Task requirements -
Convert the entries from the line containing "hex-bytes[interactable]: 39 41" through the line containing "216, 295, 232)", both included, into a Markdown table with the columns Index and Text, one numbered row per line and no rows for blank lines.

START

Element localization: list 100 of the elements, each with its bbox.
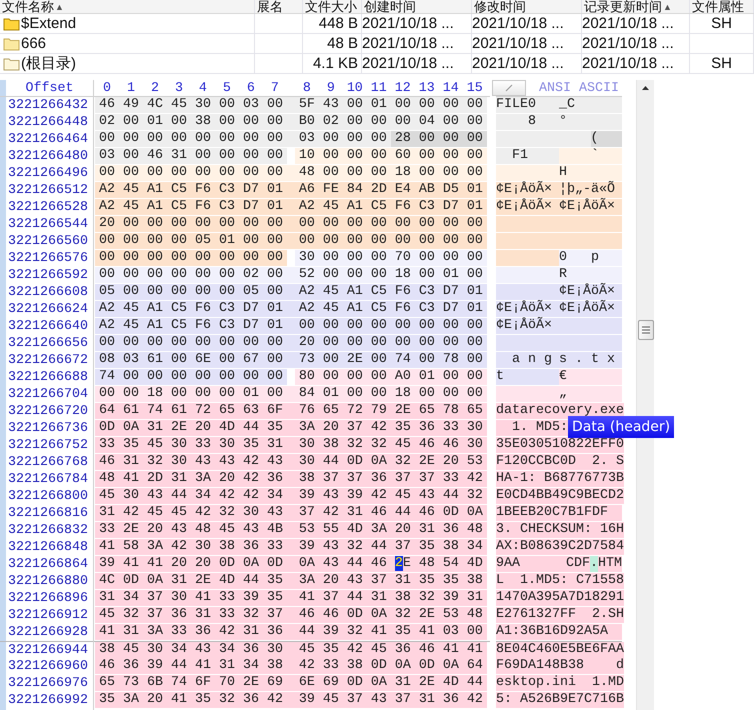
hex-bytes[interactable]: 39 41 41 20 20 0D 0A 0D (95, 556, 295, 572)
ascii-text: ¦þ„-ä«Õ (559, 182, 622, 198)
hex-bytes[interactable]: 31 42 45 45 42 32 30 43 (95, 505, 295, 521)
column-header: 12 (394, 80, 412, 96)
table-cell: SH (711, 54, 732, 74)
hex-bytes[interactable]: 20 00 00 00 00 00 00 00 (95, 216, 295, 232)
hex-bytes[interactable]: 46 31 32 30 43 43 42 43 (95, 454, 295, 470)
hex-bytes[interactable]: 30 00 00 00 70 00 00 00 (294, 250, 487, 266)
hex-bytes[interactable]: A2 45 A1 C5 F6 C3 D7 01 (95, 199, 295, 215)
hex-bytes[interactable]: 45 35 42 45 36 46 41 41 (294, 642, 487, 658)
hex-bytes[interactable]: 46 36 39 44 41 31 34 38 (95, 658, 295, 674)
hex-bytes[interactable]: 00 00 00 00 00 00 00 00 (95, 250, 287, 266)
hex-bytes[interactable]: A2 45 A1 C5 F6 C3 D7 01 (294, 199, 487, 215)
hex-bytes[interactable]: 64 61 74 61 72 65 63 6F (95, 403, 295, 419)
hex-bytes[interactable]: 3A 20 43 37 31 35 35 38 (294, 573, 487, 589)
offset-label: 3221266672 (7, 352, 89, 369)
ascii-text: 1. MD5 (496, 420, 560, 436)
hex-bytes[interactable]: 5F 43 00 01 00 00 00 00 (294, 97, 487, 113)
hex-bytes[interactable]: 39 45 37 43 37 31 36 42 (294, 692, 487, 708)
file-name[interactable]: 666 (21, 34, 46, 54)
hex-bytes[interactable]: 37 42 31 46 44 46 0D 0A (294, 505, 487, 521)
hex-bytes[interactable]: 52 00 00 00 18 00 01 00 (294, 267, 487, 283)
hex-bytes[interactable]: 41 37 44 31 38 32 39 31 (294, 590, 487, 606)
hex-bytes[interactable]: 45 30 43 44 34 42 42 34 (95, 488, 295, 504)
ascii-text: 8776773B (560, 471, 624, 487)
hex-bytes[interactable]: 00 00 00 00 00 00 00 00 (294, 233, 487, 249)
column-header: 4 (198, 80, 208, 96)
hex-bytes[interactable]: 44 39 32 41 35 41 03 00 (294, 624, 487, 640)
column-header[interactable]: 修改时间 (474, 0, 526, 13)
hex-bytes[interactable]: 48 41 2D 31 3A 20 42 36 (95, 471, 295, 487)
hex-bytes[interactable]: 30 38 32 32 45 46 46 30 (294, 437, 487, 453)
hex-bytes[interactable]: 35 3A 20 41 35 32 36 42 (95, 692, 295, 708)
hex-bytes[interactable]: 2E (390, 556, 415, 572)
hex-bytes[interactable]: 00 00 00 00 00 00 00 00 (95, 335, 295, 351)
hex-bytes[interactable]: 20 00 00 00 00 00 00 00 (294, 335, 487, 351)
hex-bytes[interactable]: 00 00 00 00 00 00 00 00 (294, 318, 487, 334)
hex-bytes[interactable]: 00 00 00 00 00 00 00 00 (95, 131, 295, 147)
hex-bytes[interactable]: 02 00 01 00 38 00 00 00 (95, 114, 295, 130)
hex-bytes[interactable]: A2 45 A1 C5 F6 C3 D7 01 (95, 301, 295, 317)
hex-bytes[interactable]: 38 37 37 36 37 37 33 42 (294, 471, 487, 487)
hex-bytes[interactable]: 4C 0D 0A 31 2E 4D 44 35 (95, 573, 295, 589)
hex-bytes[interactable]: A2 45 A1 C5 F6 C3 D7 01 (294, 301, 487, 317)
hex-bytes[interactable]: 00 00 00 00 00 00 00 00 (95, 165, 295, 181)
hex-bytes[interactable]: 33 2E 20 43 48 45 43 4B (95, 522, 295, 538)
offset-label: 3221266480 (7, 148, 89, 165)
column-header[interactable]: 展名 (257, 0, 283, 13)
hex-bytes[interactable]: 00 00 18 00 00 00 01 00 (95, 386, 295, 402)
hex-bytes[interactable]: 74 00 00 00 00 00 00 00 (95, 369, 287, 385)
hex-bytes[interactable]: 28 00 00 00 (390, 131, 487, 147)
hex-bytes[interactable]: 6E 69 0D 0A 31 2E 4D 44 (294, 675, 487, 691)
hex-bytes[interactable]: 0A 43 44 46 (294, 556, 391, 572)
hex-bytes[interactable]: 03 00 46 31 00 00 00 00 (95, 148, 287, 164)
hex-bytes[interactable]: 48 54 4D (414, 556, 487, 572)
hex-bytes[interactable]: 08 03 61 00 6E 00 67 00 (95, 352, 295, 368)
hex-bytes[interactable]: 10 00 00 00 60 00 00 00 (294, 148, 487, 164)
hex-bytes[interactable]: 84 01 00 00 18 00 00 00 (294, 386, 487, 402)
hex-bytes[interactable]: 31 34 37 30 41 33 39 35 (95, 590, 295, 606)
hex-bytes[interactable]: B0 02 00 00 00 04 00 00 (294, 114, 487, 130)
ascii-text: 7B1FDF (560, 505, 622, 521)
offset-label: 3221266496 (7, 165, 89, 182)
hex-bytes[interactable]: 53 55 4D 3A 20 31 36 48 (294, 522, 487, 538)
hex-bytes[interactable]: 42 33 38 0D 0A 0D 0A 64 (294, 658, 487, 674)
hex-bytes[interactable]: 00 00 00 00 00 00 02 00 (95, 267, 295, 283)
hex-bytes[interactable]: 80 00 00 00 A0 01 00 00 (294, 369, 487, 385)
hex-bytes[interactable]: 73 00 2E 00 74 00 78 00 (294, 352, 487, 368)
ascii-text: a n g (496, 352, 559, 368)
hex-bytes[interactable]: A6 FE 84 2D E4 AB D5 01 (294, 182, 487, 198)
hex-bytes[interactable]: 65 73 6B 74 6F 70 2E 69 (95, 675, 295, 691)
scrollbar-thumb[interactable] (638, 320, 654, 340)
hex-bytes[interactable]: 41 58 3A 42 30 38 36 33 (95, 539, 295, 555)
hex-bytes[interactable]: 00 00 00 00 00 00 00 00 (294, 216, 487, 232)
hex-bytes[interactable]: 05 00 00 00 00 00 05 00 (95, 284, 295, 300)
hex-bytes[interactable]: 00 00 00 00 05 01 00 00 (95, 233, 295, 249)
hex-bytes[interactable]: 3A 20 37 42 35 36 33 30 (294, 420, 487, 436)
file-name[interactable]: $Extend (21, 14, 76, 34)
hex-bytes[interactable]: 30 44 0D 0A 32 2E 20 53 (294, 454, 487, 470)
hex-bytes[interactable]: 46 49 4C 45 30 00 03 00 (95, 97, 295, 113)
hex-bytes[interactable]: A2 45 A1 C5 F6 C3 D7 01 (95, 182, 295, 198)
hex-bytes[interactable]: A2 45 A1 C5 F6 C3 D7 01 (95, 318, 295, 334)
file-name[interactable]: (根目录) (21, 54, 76, 74)
hex-bytes[interactable]: 41 31 3A 33 36 42 31 36 (95, 624, 295, 640)
hex-bytes[interactable]: 0D 0A 31 2E 20 4D 44 35 (95, 420, 295, 436)
sort-icon[interactable]: ▲ (663, 0, 672, 13)
hex-bytes[interactable]: 33 35 45 30 33 30 35 31 (95, 437, 295, 453)
hex-bytes[interactable]: 39 43 32 44 37 35 38 34 (294, 539, 487, 555)
hex-bytes[interactable]: 38 45 30 34 43 34 36 30 (95, 642, 295, 658)
table-cell: 2021/10/18 ... (362, 34, 454, 54)
column-header[interactable]: 创建时间 (364, 0, 416, 13)
hex-bytes[interactable]: 46 46 0D 0A 32 2E 53 48 (294, 607, 487, 623)
hex-bytes[interactable]: 03 00 00 00 (294, 131, 391, 147)
ascii-text: esktop.i (496, 675, 560, 691)
offset-label: 3221266944 (0, 641, 93, 658)
hex-bytes[interactable]: A2 45 A1 C5 F6 C3 D7 01 (294, 284, 487, 300)
hex-bytes[interactable]: 39 43 39 42 45 43 44 32 (294, 488, 487, 504)
sort-icon[interactable]: ▲ (55, 0, 64, 13)
ascii-text: ° (559, 114, 622, 130)
column-header: 2 (150, 80, 160, 96)
hex-bytes[interactable]: 45 32 37 36 31 33 32 37 (95, 607, 295, 623)
hex-bytes[interactable]: 76 65 72 79 2E 65 78 65 (294, 403, 487, 419)
hex-bytes[interactable]: 48 00 00 00 18 00 00 00 (294, 165, 487, 181)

END

Response -
| Index | Text |
|---|---|
| 1 | hex-bytes[interactable]: 39 41 41 20 20 0D 0A 0D (95, 556, 295, 572) |
| 2 | ascii-text: ¦þ„-ä«Õ (559, 182, 622, 198) |
| 3 | hex-bytes[interactable]: 31 42 45 45 42 32 30 43 (95, 505, 295, 521) |
| 4 | column-header: 12 (394, 80, 412, 96) |
| 5 | table-cell: SH (711, 54, 732, 74) |
| 6 | hex-bytes[interactable]: 20 00 00 00 00 00 00 00 (95, 216, 295, 232) |